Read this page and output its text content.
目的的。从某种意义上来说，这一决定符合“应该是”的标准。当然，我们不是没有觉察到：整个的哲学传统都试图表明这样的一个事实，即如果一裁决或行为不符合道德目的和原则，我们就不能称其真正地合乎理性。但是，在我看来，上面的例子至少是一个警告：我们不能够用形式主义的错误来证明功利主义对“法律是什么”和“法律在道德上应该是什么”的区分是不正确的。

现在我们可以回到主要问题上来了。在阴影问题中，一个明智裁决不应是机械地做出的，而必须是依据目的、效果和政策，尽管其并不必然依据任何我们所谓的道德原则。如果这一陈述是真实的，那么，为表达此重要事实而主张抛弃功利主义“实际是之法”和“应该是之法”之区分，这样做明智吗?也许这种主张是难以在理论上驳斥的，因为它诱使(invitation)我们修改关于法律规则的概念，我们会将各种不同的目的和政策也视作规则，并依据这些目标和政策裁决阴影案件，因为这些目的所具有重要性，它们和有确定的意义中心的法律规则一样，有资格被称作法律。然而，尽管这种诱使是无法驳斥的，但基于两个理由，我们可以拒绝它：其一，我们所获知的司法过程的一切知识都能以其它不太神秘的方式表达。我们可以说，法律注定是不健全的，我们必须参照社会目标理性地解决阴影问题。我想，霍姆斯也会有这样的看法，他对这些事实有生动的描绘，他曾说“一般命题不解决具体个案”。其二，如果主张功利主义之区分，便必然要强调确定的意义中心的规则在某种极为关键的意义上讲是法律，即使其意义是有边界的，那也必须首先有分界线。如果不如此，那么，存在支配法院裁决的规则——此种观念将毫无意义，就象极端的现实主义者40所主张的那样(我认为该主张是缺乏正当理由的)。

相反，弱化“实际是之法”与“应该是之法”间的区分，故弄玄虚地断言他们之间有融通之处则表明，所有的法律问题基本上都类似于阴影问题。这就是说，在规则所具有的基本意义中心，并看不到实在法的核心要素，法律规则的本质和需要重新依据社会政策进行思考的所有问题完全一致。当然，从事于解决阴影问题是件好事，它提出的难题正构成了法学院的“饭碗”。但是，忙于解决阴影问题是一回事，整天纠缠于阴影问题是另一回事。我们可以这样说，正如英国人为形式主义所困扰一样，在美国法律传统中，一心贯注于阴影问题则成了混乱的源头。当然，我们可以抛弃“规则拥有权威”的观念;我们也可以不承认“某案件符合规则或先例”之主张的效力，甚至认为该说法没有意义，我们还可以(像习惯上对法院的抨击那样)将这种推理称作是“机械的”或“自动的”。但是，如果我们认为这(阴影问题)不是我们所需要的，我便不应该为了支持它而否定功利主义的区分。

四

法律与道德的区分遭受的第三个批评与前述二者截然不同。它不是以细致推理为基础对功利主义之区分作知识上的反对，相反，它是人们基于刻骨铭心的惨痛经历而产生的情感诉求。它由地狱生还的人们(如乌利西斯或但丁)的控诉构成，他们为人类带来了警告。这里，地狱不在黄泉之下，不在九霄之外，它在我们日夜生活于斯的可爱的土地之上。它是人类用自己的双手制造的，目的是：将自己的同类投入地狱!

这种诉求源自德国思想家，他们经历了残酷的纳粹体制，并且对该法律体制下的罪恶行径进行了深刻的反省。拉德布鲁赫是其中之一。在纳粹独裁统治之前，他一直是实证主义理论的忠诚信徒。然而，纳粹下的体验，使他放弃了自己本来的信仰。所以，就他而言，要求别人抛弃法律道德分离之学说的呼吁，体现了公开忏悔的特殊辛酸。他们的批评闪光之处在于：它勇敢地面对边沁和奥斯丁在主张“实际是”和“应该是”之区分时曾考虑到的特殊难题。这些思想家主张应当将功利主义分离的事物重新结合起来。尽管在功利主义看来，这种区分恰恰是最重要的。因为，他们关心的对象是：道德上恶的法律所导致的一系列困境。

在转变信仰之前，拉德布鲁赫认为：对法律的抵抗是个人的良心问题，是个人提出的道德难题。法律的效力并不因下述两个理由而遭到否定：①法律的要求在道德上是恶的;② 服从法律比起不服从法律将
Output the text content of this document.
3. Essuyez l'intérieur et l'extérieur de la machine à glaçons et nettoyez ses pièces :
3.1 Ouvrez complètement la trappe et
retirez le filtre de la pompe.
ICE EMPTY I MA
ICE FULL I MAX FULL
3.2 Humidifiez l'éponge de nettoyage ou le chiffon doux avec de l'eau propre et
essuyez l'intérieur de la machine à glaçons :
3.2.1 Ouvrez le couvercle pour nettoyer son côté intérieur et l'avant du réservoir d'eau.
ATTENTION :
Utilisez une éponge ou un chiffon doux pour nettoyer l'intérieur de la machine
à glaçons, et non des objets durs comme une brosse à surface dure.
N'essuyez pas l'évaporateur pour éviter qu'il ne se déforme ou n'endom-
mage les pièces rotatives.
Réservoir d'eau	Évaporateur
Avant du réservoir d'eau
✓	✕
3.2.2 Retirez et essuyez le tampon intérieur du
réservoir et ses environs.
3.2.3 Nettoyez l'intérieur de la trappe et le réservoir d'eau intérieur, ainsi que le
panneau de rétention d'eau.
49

WORK TO BE COMPLETED
Repeat, character for character, the lines from the one that holds "Output the text content of this document." to the final line of the material, inclusive, and no other lines.

EXERCISE RESPONSE
Output the text content of this document.
3. Essuyez l'intérieur et l'extérieur de la machine à glaçons et nettoyez ses pièces :
3.1 Ouvrez complètement la trappe et
retirez le filtre de la pompe.
ICE EMPTY I MA
ICE FULL I MAX FULL
3.2 Humidifiez l'éponge de nettoyage ou le chiffon doux avec de l'eau propre et
essuyez l'intérieur de la machine à glaçons :
3.2.1 Ouvrez le couvercle pour nettoyer son côté intérieur et l'avant du réservoir d'eau.
ATTENTION :
Utilisez une éponge ou un chiffon doux pour nettoyer l'intérieur de la machine
à glaçons, et non des objets durs comme une brosse à surface dure.
N'essuyez pas l'évaporateur pour éviter qu'il ne se déforme ou n'endom-
mage les pièces rotatives.
Réservoir d'eau	Évaporateur
Avant du réservoir d'eau
✓	✕
3.2.2 Retirez et essuyez le tampon intérieur du
réservoir et ses environs.
3.2.3 Nettoyez l'intérieur de la trappe et le réservoir d'eau intérieur, ainsi que le
panneau de rétention d'eau.
49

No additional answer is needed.